===== Record excerpts =====

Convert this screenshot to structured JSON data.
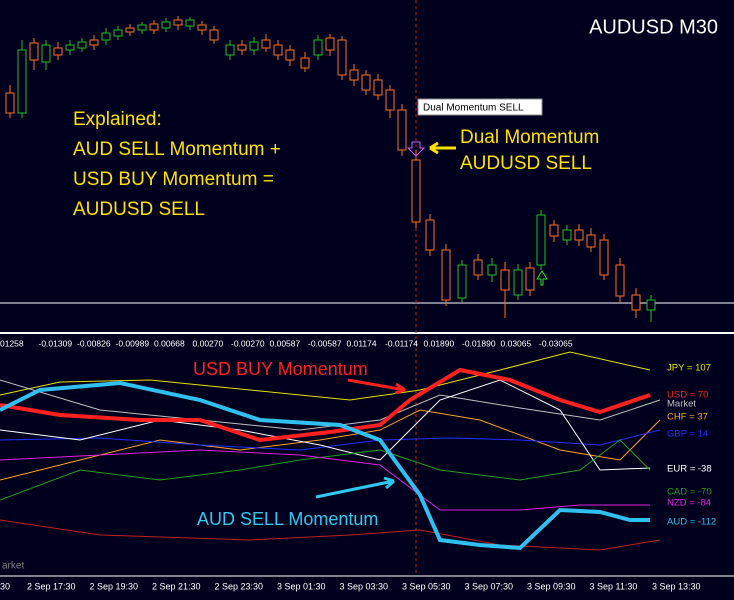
{
  "header": {
    "symbol": "AUDUSD M30"
  },
  "price_pane": {
    "explanation": [
      "Explained:",
      "AUD SELL Momentum +",
      "USD BUY Momentum =",
      "AUDUSD SELL"
    ],
    "tooltip": "Dual Momentum SELL",
    "signal_label": [
      "Dual Momentum",
      "AUDUSD SELL"
    ]
  },
  "indicator_pane": {
    "levels": [
      "01258",
      "-0.01309",
      "-0.00826",
      "-0.00989",
      "0.00668",
      "0.00270",
      "-0.00270",
      "0.00587",
      "-0.00587",
      "0.01174",
      "-0.01174",
      "0.01890",
      "-0.01890",
      "0.03065",
      "-0.03065"
    ],
    "usd_label": "USD BUY Momentum",
    "aud_label": "AUD SELL Momentum",
    "currencies": [
      {
        "text": "JPY = 107",
        "color": "#e8e000"
      },
      {
        "text": "USD = 70",
        "color": "#ff2020"
      },
      {
        "text": "Market",
        "color": "#c0c0c0"
      },
      {
        "text": "CHF = 37",
        "color": "#ffa020"
      },
      {
        "text": "GBP = 14",
        "color": "#2030ff"
      },
      {
        "text": "EUR = -38",
        "color": "#ffffff"
      },
      {
        "text": "CAD = -70",
        "color": "#20a020"
      },
      {
        "text": "NZD = -84",
        "color": "#e020e0"
      },
      {
        "text": "AUD = -112",
        "color": "#30c0f0"
      }
    ],
    "corner": "arket"
  },
  "time_axis": [
    "30",
    "2 Sep 17:30",
    "2 Sep 19:30",
    "2 Sep 21:30",
    "2 Sep 23:30",
    "3 Sep 01:30",
    "3 Sep 03:30",
    "3 Sep 05:30",
    "3 Sep 07:30",
    "3 Sep 09:30",
    "3 Sep 11:30",
    "3 Sep 13:30"
  ]
}
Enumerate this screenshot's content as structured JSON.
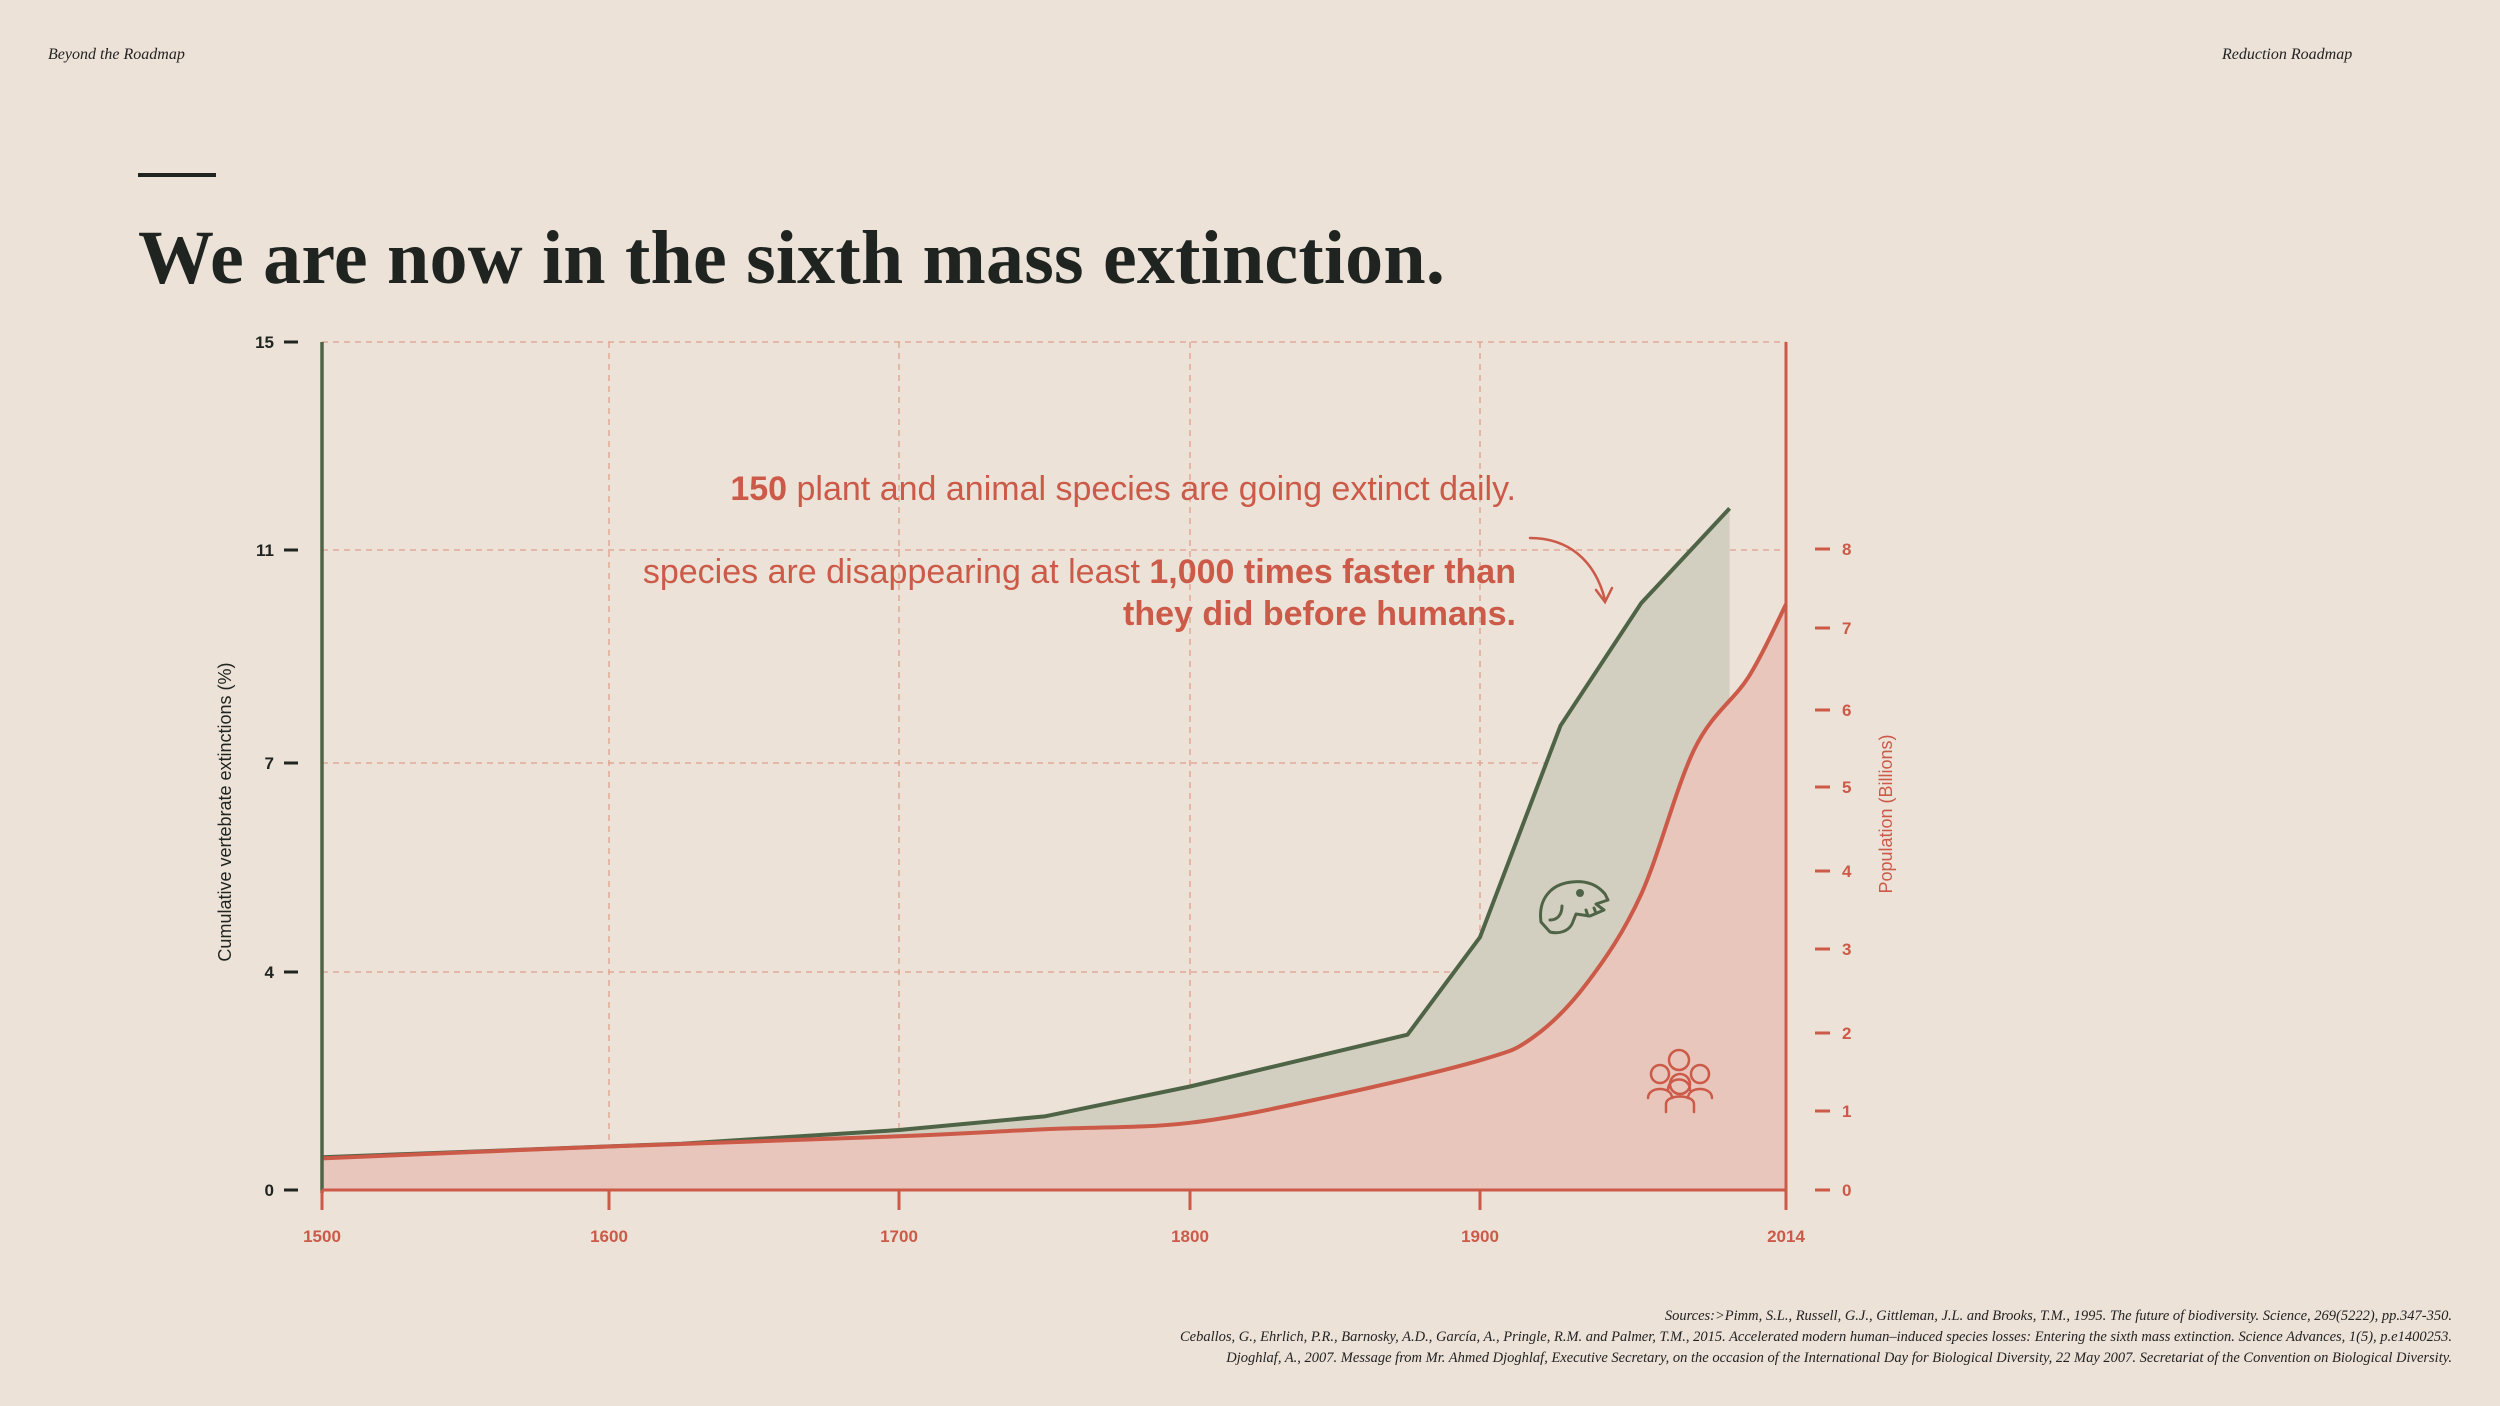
{
  "header": {
    "left": "Beyond the Roadmap",
    "right": "Reduction Roadmap"
  },
  "title": "We are now in the sixth mass extinction.",
  "colors": {
    "background": "#ece2d8",
    "extinction_line": "#4f6446",
    "extinction_fill": "#d3cfc0",
    "population_line": "#cc5a48",
    "population_fill": "#e8c6bb",
    "grid": "#e0a08a",
    "text": "#1f2420"
  },
  "annotations": {
    "line1_bold": "150",
    "line1_rest": " plant and animal species are going extinct daily.",
    "line2_plain": "species are disappearing at least ",
    "line2_bold": "1,000 times faster than",
    "line3_bold": "they did before humans."
  },
  "icons": {
    "dinosaur": "dinosaur-icon",
    "people": "people-group-icon",
    "arrow": "curved-arrow-icon"
  },
  "chart_data": {
    "type": "area",
    "x_ticks": [
      "1500",
      "1600",
      "1700",
      "1800",
      "1900",
      "2014"
    ],
    "x_range": [
      1500,
      2014
    ],
    "y_left": {
      "label": "Cumulative vertebrate extinctions (%)",
      "ticks": [
        "0",
        "4",
        "7",
        "11",
        "15"
      ],
      "range": [
        0,
        15
      ]
    },
    "y_right": {
      "label": "Population (Billions)",
      "ticks": [
        "0",
        "1",
        "2",
        "3",
        "4",
        "5",
        "6",
        "7",
        "8"
      ]
    },
    "grid": true,
    "series": [
      {
        "axis": "left",
        "color": "#4f6446",
        "points": [
          [
            1500,
            0.6
          ],
          [
            1600,
            0.8
          ],
          [
            1625,
            0.85
          ],
          [
            1700,
            1.1
          ],
          [
            1750,
            1.35
          ],
          [
            1800,
            1.9
          ],
          [
            1875,
            2.85
          ],
          [
            1900,
            4.5
          ],
          [
            1930,
            7.7
          ],
          [
            1960,
            10.0
          ],
          [
            1993,
            11.8
          ]
        ]
      },
      {
        "axis": "right",
        "color": "#cc5a48",
        "points": [
          [
            1500,
            0.4
          ],
          [
            1600,
            0.55
          ],
          [
            1700,
            0.68
          ],
          [
            1750,
            0.77
          ],
          [
            1800,
            0.85
          ],
          [
            1850,
            1.2
          ],
          [
            1900,
            1.65
          ],
          [
            1920,
            1.95
          ],
          [
            1940,
            2.6
          ],
          [
            1960,
            3.7
          ],
          [
            1980,
            5.5
          ],
          [
            2000,
            6.4
          ],
          [
            2014,
            7.3
          ]
        ]
      }
    ]
  },
  "sources": [
    "Sources:>Pimm, S.L., Russell, G.J., Gittleman, J.L. and Brooks, T.M., 1995. The future of biodiversity. Science, 269(5222), pp.347-350.",
    "Ceballos, G., Ehrlich, P.R., Barnosky, A.D., García, A., Pringle, R.M. and Palmer, T.M., 2015. Accelerated modern human–induced species losses: Entering the sixth mass extinction. Science Advances, 1(5), p.e1400253.",
    "Djoghlaf, A., 2007. Message from Mr. Ahmed Djoghlaf, Executive Secretary, on the occasion of the International Day for Biological Diversity, 22 May 2007. Secretariat of the Convention on Biological Diversity."
  ]
}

=====

## Work to complete
Pull out every line above that holds the word "text".

## Written solution
        "text": "JPY = 107",
        "text": "USD = 70",
        "text": "Market",
        "text": "CHF = 37",
        "text": "GBP = 14",
        "text": "EUR = -38",
        "text": "CAD = -70",
        "text": "NZD = -84",
        "text": "AUD = -112",
    "text": "#1f2420"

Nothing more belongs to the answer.